_REQUIRED TASK_:
Every line below is to be copied exactly, with the pictures left out.

_EXERCISE INPUT_:

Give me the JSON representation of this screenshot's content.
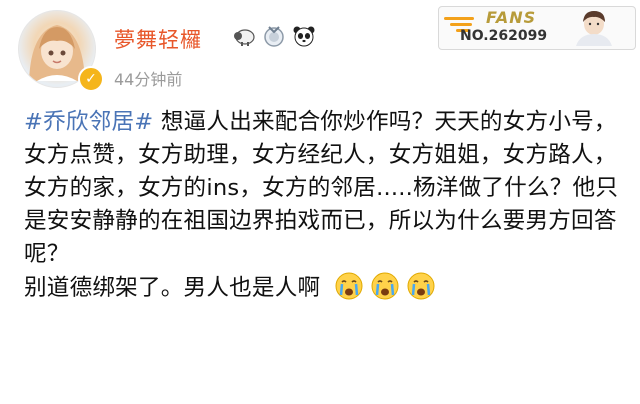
{
  "user": {
    "name": "夢舞轻欏",
    "time": "44分钟前",
    "verified_symbol": "✓",
    "badges": [
      "sheep-badge-icon",
      "medal-badge-icon",
      "panda-badge-icon"
    ]
  },
  "fans_card": {
    "label": "FANS",
    "number": "NO.262099"
  },
  "post": {
    "hashtag": "#乔欣邻居#",
    "text": " 想逼人出来配合你炒作吗？天天的女方小号，女方点赞，女方助理，女方经纪人，女方姐姐，女方路人，女方的家，女方的ins，女方的邻居.....杨洋做了什么？他只是安安静静的在祖国边界拍戏而已，所以为什么要男方回答呢？",
    "line2": "别道德绑架了。男人也是人啊",
    "emojis": [
      "crying-face-icon",
      "crying-face-icon",
      "crying-face-icon"
    ]
  },
  "colors": {
    "username": "#e8572a",
    "hashtag": "#4a74b6",
    "timestamp": "#9b9b9b"
  }
}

_REPLY TO THE EXERCISE_:
Give me the JSON representation of this screenshot's content.
{
  "user": {
    "name": "夢舞轻欏",
    "time": "44分钟前",
    "verified_symbol": "✓",
    "badges": [
      "sheep-badge-icon",
      "medal-badge-icon",
      "panda-badge-icon"
    ]
  },
  "fans_card": {
    "label": "FANS",
    "number": "NO.262099"
  },
  "post": {
    "hashtag": "#乔欣邻居#",
    "text": " 想逼人出来配合你炒作吗？天天的女方小号，女方点赞，女方助理，女方经纪人，女方姐姐，女方路人，女方的家，女方的ins，女方的邻居.....杨洋做了什么？他只是安安静静的在祖国边界拍戏而已，所以为什么要男方回答呢？",
    "line2": "别道德绑架了。男人也是人啊",
    "emojis": [
      "crying-face-icon",
      "crying-face-icon",
      "crying-face-icon"
    ]
  },
  "colors": {
    "username": "#e8572a",
    "hashtag": "#4a74b6",
    "timestamp": "#9b9b9b"
  }
}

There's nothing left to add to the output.